Requête rejetée, débat relancé: le pari politique d’Antoine Rajerison

Si la commémoration du 54e anniversaire du mouvement populaire du 13 mai 1972 est passée presque inaperçue, le député Antoine Rajerison a marqué cette journée par une démarche particulièrement symbolique. Il a officiellement saisi la Haute Cour Constitu­tionnelle (HCC) pour dénoncer l’incapacité du chef de l’Etat, le colonel Michaël Randria­nirina, à exercer ses fonctions. Selon ses termes, «cette démarche vise à éviter de nouveaux troubles au pays».
Dans sa requête, le parlementaire dénonce la violation présumée de la Constitution, le non-respect des conditions fixées lors de la sortie de crise et la prise de décisions sans consultation de la Haute juridiction. Il estime également que l’organisation de la conférence nationale manque de crédibilité et de fondement sérieux tout en évoquant un risque croissant d’instabilité politique.

Irrecevable
Sur le plan strictement juridique, la démarche est apparue toutefois fragile. La Constitution en vigueur encadre de manière précise les conditions de saisine de la Haute Cour Constitutionnelle. Un député agissant seul ne figure pas parmi les autorités habilitées à introduire ce type de recours. Seuls notamment le président de la République, le premier ministre, les présidents des deux chambres parlementaires ou encore un quart des membres d’une assemblée peuvent engager une telle procédure.

Acte politique
La démarche s’inscrit dans une stratégie de prise à témoin de l’opinion publique. Dans sa déclaration personnelle, le député fait appel à «l’application des lois et des institutions» pour faire face à ce qu’il qualifie d’«abus» et de «violations de la Constitution». Il insiste sur la nécessité de dépasser les simples protestations pour engager des actions formelles, même symboliques. «En tant que député, il est de mon devoir et de ma responsabilité de porter la voix du peuple face aux nombreux problèmes et dysfonctionnements qui se produisent dans le pays», a-t-il martelé.

Cette initiative intervient par rapport au mouvement de revendication lancé en septembre 2025 qui portait des attentes fortes comme la lutte contre la corruption ou la fin de l’impunité… Selon le député, ces promesses restent largement non tenues. Il dénonce notamment le retour à la nomination des chefs de fokontany alors que des élections avaient été promises, ainsi qu’une justice qu’il accuse d’être utilisée pour faire taire les voix critiques, en particulier celles de la jeunesse.

Crédibilité
En portant l’affaire devant la HCC, Antoine Rajerison relance le débat sur le terrain institutionnel. Cette initiative intervient également alors que la préparation d’une conférence nationale suscite des interrogations, y compris au sein de certaines composantes de la société civile et religieuse
«L’organisation de la conférence nationale manque de crédibilité et de fondement sérieux», estime le député.

» Données extraites:
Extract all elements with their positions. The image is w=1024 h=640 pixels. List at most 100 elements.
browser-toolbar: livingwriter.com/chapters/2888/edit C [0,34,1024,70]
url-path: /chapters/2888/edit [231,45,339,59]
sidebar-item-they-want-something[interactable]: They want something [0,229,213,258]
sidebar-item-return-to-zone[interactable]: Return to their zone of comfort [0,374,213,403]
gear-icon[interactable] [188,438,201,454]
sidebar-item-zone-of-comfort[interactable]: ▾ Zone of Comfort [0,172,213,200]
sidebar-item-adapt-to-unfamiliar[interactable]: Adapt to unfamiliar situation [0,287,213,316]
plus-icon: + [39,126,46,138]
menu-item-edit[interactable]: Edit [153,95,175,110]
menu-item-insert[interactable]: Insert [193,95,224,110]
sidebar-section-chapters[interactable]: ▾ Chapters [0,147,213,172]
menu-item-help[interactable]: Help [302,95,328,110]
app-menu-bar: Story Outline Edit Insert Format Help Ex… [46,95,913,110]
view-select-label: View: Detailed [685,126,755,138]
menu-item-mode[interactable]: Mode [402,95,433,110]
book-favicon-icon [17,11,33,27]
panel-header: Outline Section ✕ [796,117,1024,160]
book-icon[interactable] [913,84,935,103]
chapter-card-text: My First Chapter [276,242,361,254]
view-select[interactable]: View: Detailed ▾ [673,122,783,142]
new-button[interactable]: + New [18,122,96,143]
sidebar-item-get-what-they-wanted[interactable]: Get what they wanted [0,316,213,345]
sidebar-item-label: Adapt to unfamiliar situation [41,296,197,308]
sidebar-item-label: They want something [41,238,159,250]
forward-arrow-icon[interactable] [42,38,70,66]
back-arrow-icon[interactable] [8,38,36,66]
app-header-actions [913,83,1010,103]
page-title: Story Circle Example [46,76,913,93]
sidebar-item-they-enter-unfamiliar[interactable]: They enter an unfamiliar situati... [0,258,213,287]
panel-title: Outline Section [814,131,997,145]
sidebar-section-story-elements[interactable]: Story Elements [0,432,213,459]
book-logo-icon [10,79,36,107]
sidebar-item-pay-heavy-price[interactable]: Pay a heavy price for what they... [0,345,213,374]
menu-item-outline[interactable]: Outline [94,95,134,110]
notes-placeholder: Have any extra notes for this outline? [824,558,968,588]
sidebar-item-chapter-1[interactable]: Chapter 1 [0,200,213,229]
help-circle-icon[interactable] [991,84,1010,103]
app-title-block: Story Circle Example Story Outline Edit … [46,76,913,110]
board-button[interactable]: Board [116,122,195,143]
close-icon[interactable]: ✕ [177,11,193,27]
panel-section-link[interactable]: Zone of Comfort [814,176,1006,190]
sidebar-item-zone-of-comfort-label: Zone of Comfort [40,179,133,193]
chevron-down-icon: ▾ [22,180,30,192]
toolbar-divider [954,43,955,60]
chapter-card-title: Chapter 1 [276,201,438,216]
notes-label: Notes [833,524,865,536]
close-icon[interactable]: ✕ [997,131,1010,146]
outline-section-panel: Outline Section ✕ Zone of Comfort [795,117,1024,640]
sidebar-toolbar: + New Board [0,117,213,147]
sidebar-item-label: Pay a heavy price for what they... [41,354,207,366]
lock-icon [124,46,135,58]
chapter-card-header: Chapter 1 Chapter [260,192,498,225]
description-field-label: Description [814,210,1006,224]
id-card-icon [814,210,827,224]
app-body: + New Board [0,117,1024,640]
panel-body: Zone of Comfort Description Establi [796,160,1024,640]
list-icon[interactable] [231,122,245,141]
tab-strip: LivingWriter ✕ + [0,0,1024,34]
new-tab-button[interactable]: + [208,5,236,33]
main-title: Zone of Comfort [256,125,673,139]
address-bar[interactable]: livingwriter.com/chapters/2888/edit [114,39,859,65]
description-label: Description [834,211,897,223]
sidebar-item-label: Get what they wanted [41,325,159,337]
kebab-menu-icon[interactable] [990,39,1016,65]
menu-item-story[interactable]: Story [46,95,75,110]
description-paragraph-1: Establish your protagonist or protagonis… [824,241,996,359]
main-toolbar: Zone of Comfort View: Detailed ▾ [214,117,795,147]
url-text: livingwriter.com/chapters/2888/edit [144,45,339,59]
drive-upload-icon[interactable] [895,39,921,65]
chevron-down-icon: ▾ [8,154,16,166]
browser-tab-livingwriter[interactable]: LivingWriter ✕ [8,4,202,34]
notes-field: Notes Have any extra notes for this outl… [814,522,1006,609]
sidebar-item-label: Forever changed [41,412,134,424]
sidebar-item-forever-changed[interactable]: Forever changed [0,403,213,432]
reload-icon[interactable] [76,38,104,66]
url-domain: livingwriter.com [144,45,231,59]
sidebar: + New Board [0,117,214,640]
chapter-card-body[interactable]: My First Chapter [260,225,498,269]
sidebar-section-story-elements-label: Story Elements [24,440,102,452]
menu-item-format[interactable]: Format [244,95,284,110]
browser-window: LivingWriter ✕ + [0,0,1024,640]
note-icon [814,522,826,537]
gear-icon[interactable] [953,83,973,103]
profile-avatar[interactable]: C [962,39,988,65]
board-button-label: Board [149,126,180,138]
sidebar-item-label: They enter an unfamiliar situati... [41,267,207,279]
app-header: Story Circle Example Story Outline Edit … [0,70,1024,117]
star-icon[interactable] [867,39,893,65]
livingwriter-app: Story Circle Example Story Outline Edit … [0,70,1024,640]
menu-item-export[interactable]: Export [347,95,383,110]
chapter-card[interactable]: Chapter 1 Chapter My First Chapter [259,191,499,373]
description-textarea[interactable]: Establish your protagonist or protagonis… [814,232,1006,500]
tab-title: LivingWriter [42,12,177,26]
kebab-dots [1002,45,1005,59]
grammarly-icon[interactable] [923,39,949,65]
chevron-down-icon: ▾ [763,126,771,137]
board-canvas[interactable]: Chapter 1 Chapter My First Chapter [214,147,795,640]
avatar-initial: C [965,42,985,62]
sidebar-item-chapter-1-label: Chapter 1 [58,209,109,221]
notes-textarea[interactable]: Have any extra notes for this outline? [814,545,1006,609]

» Consigne: Recopiez le passage de l'article sur la requête d'Antoine Rajerison en commençant à «Dans sa requête, le» et en terminant à «croissant d’instabilité politique.», et remplacez «parlementaire» par «député».

» Solution:
Dans sa requête, le député dénonce la violation présumée de la Constitution, le non-respect des conditions fixées lors de la sortie de crise et la prise de décisions sans consultation de la Haute juridiction. Il estime également que l’organisation de la conférence nationale manque de crédibilité et de fondement sérieux tout en évoquant un risque croissant d’instabilité politique.